• Stored records:
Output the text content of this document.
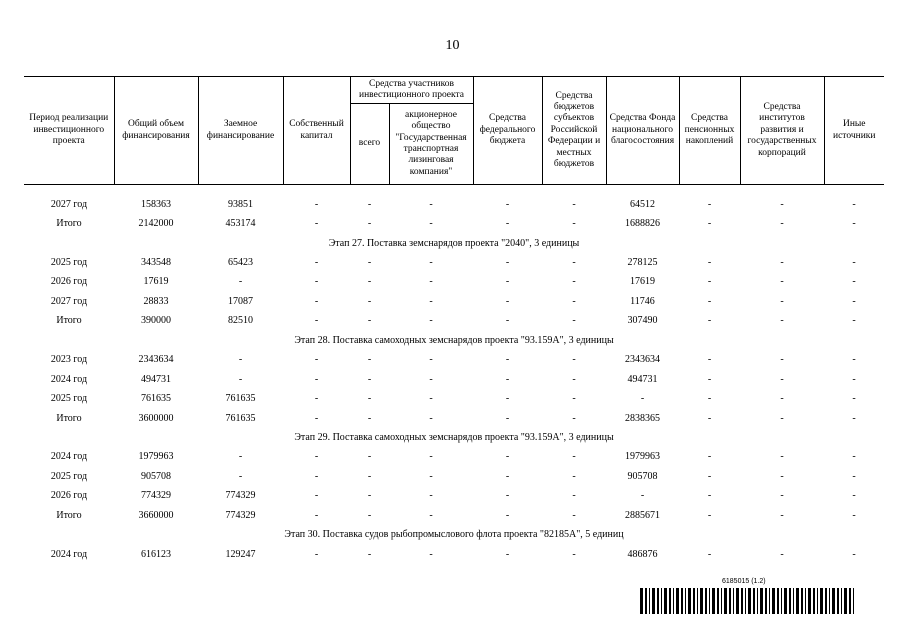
10
Период реализации инвестиционного проекта	Общий объем финансирования	Заемное финансирование	Собственный капитал	Средства участников инвестиционного проекта		Средства федерального бюджета	Средства бюджетов субъектов Российской Федерации и местных бюджетов	Средства Фонда национального благосостояния	Средства пенсионных накоплений	Средства институтов развития и государственных корпораций	Иные источники
				всего	акционерное общество "Государственная транспортная лизинговая компания"						

2027 год	158363	93851	-	-	-	-	-	64512	-	-	-
Итого	2142000	453174	-	-	-	-	-	1688826	-	-	-
Этап 27. Поставка земснарядов проекта "2040", 3 единицы											
2025 год	343548	65423	-	-	-	-	-	278125	-	-	-
2026 год	17619	-	-	-	-	-	-	17619	-	-	-
2027 год	28833	17087	-	-	-	-	-	11746	-	-	-
Итого	390000	82510	-	-	-	-	-	307490	-	-	-
Этап 28. Поставка самоходных земснарядов проекта "93.159А", 3 единицы											
2023 год	2343634	-	-	-	-	-	-	2343634	-	-	-
2024 год	494731	-	-	-	-	-	-	494731	-	-	-
2025 год	761635	761635	-	-	-	-	-	-	-	-	-
Итого	3600000	761635	-	-	-	-	-	2838365	-	-	-
Этап 29. Поставка самоходных земснарядов проекта "93.159А", 3 единицы											
2024 год	1979963	-	-	-	-	-	-	1979963	-	-	-
2025 год	905708	-	-	-	-	-	-	905708	-	-	-
2026 год	774329	774329	-	-	-	-	-	-	-	-	-
Итого	3660000	774329	-	-	-	-	-	2885671	-	-	-
Этап 30. Поставка судов рыбопромыслового флота проекта "82185А", 5 единиц											
2024 год	616123	129247	-	-	-	-	-	486876	-	-	-
6185015 (1.2)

• What is asked:
Quote every record above exactly, omitting any pictures they contain.

• Answer for the task:
Output the text content of this document.
10
Период реализации инвестиционного проекта	Общий объем финансирования	Заемное финансирование	Собственный капитал	Средства участников инвестиционного проекта		Средства федерального бюджета	Средства бюджетов субъектов Российской Федерации и местных бюджетов	Средства Фонда национального благосостояния	Средства пенсионных накоплений	Средства институтов развития и государственных корпораций	Иные источники
				всего	акционерное общество "Государственная транспортная лизинговая компания"						

2027 год	158363	93851	-	-	-	-	-	64512	-	-	-
Итого	2142000	453174	-	-	-	-	-	1688826	-	-	-
Этап 27. Поставка земснарядов проекта "2040", 3 единицы											
2025 год	343548	65423	-	-	-	-	-	278125	-	-	-
2026 год	17619	-	-	-	-	-	-	17619	-	-	-
2027 год	28833	17087	-	-	-	-	-	11746	-	-	-
Итого	390000	82510	-	-	-	-	-	307490	-	-	-
Этап 28. Поставка самоходных земснарядов проекта "93.159А", 3 единицы											
2023 год	2343634	-	-	-	-	-	-	2343634	-	-	-
2024 год	494731	-	-	-	-	-	-	494731	-	-	-
2025 год	761635	761635	-	-	-	-	-	-	-	-	-
Итого	3600000	761635	-	-	-	-	-	2838365	-	-	-
Этап 29. Поставка самоходных земснарядов проекта "93.159А", 3 единицы											
2024 год	1979963	-	-	-	-	-	-	1979963	-	-	-
2025 год	905708	-	-	-	-	-	-	905708	-	-	-
2026 год	774329	774329	-	-	-	-	-	-	-	-	-
Итого	3660000	774329	-	-	-	-	-	2885671	-	-	-
Этап 30. Поставка судов рыбопромыслового флота проекта "82185А", 5 единиц											
2024 год	616123	129247	-	-	-	-	-	486876	-	-	-
6185015 (1.2)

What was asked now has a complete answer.